──────── Excerpted records

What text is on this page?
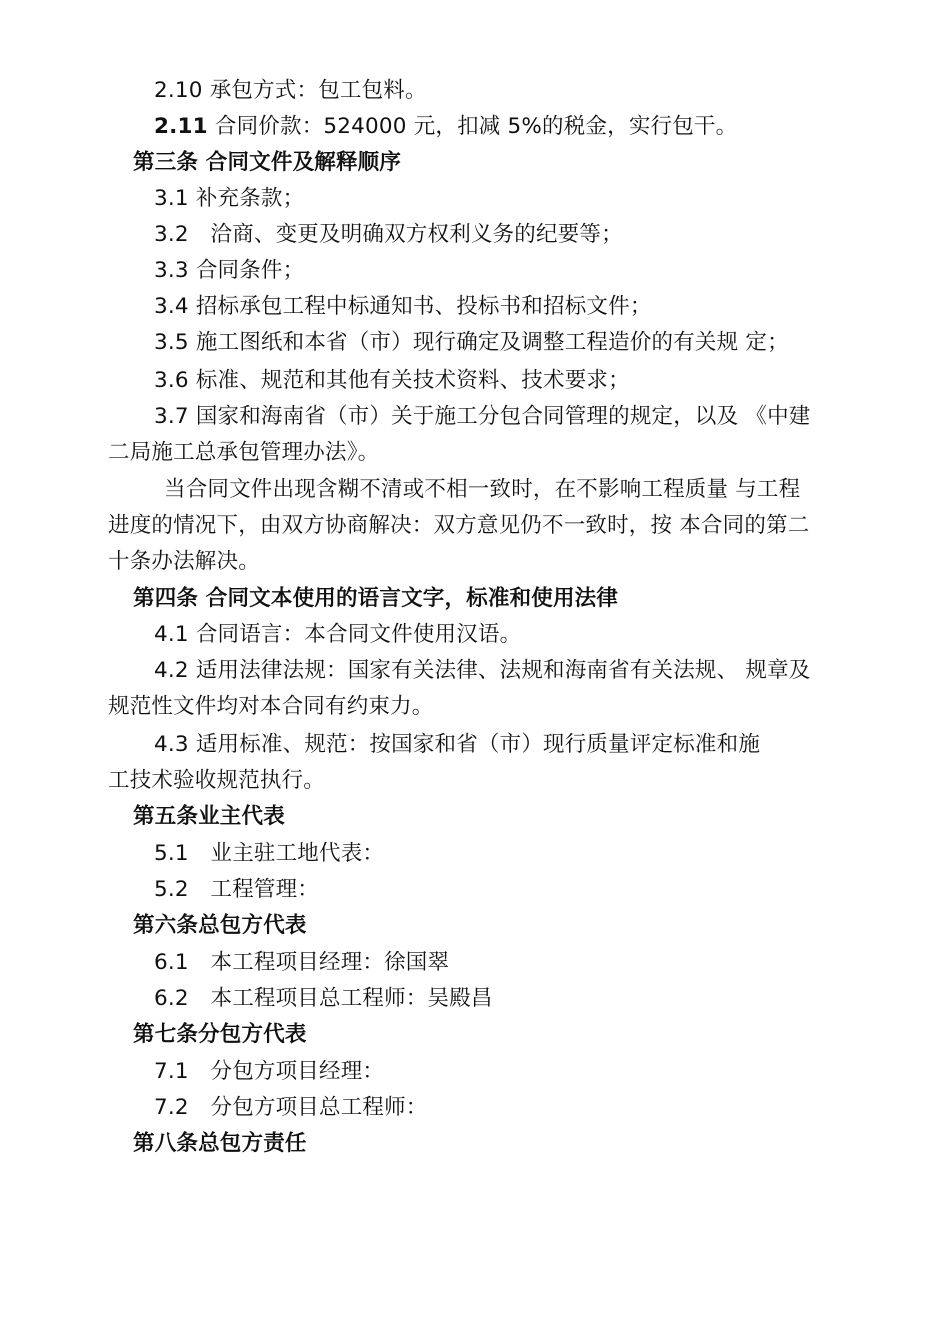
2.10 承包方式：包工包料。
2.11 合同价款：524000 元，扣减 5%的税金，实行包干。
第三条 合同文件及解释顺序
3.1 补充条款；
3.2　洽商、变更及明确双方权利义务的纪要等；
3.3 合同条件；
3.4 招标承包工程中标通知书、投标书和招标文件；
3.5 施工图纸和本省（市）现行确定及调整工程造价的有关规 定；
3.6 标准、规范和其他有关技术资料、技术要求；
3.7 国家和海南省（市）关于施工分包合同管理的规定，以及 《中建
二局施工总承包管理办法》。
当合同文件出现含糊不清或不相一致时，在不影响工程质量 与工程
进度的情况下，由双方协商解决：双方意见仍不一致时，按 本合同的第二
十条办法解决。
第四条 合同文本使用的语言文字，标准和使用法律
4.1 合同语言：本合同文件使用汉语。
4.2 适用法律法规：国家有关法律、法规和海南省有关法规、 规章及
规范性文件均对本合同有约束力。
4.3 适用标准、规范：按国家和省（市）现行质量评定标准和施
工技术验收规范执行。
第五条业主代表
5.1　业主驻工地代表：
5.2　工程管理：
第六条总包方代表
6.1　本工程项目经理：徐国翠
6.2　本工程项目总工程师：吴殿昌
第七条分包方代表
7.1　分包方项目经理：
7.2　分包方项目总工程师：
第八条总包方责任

────────────────

Task details: Every entry must be written out exactly, with all pictures left out.

Reply to the task:
What text is on this page?
2.10 承包方式：包工包料。
2.11 合同价款：524000 元，扣减 5%的税金，实行包干。
第三条 合同文件及解释顺序
3.1 补充条款；
3.2　洽商、变更及明确双方权利义务的纪要等；
3.3 合同条件；
3.4 招标承包工程中标通知书、投标书和招标文件；
3.5 施工图纸和本省（市）现行确定及调整工程造价的有关规 定；
3.6 标准、规范和其他有关技术资料、技术要求；
3.7 国家和海南省（市）关于施工分包合同管理的规定，以及 《中建
二局施工总承包管理办法》。
当合同文件出现含糊不清或不相一致时，在不影响工程质量 与工程
进度的情况下，由双方协商解决：双方意见仍不一致时，按 本合同的第二
十条办法解决。
第四条 合同文本使用的语言文字，标准和使用法律
4.1 合同语言：本合同文件使用汉语。
4.2 适用法律法规：国家有关法律、法规和海南省有关法规、 规章及
规范性文件均对本合同有约束力。
4.3 适用标准、规范：按国家和省（市）现行质量评定标准和施
工技术验收规范执行。
第五条业主代表
5.1　业主驻工地代表：
5.2　工程管理：
第六条总包方代表
6.1　本工程项目经理：徐国翠
6.2　本工程项目总工程师：吴殿昌
第七条分包方代表
7.1　分包方项目经理：
7.2　分包方项目总工程师：
第八条总包方责任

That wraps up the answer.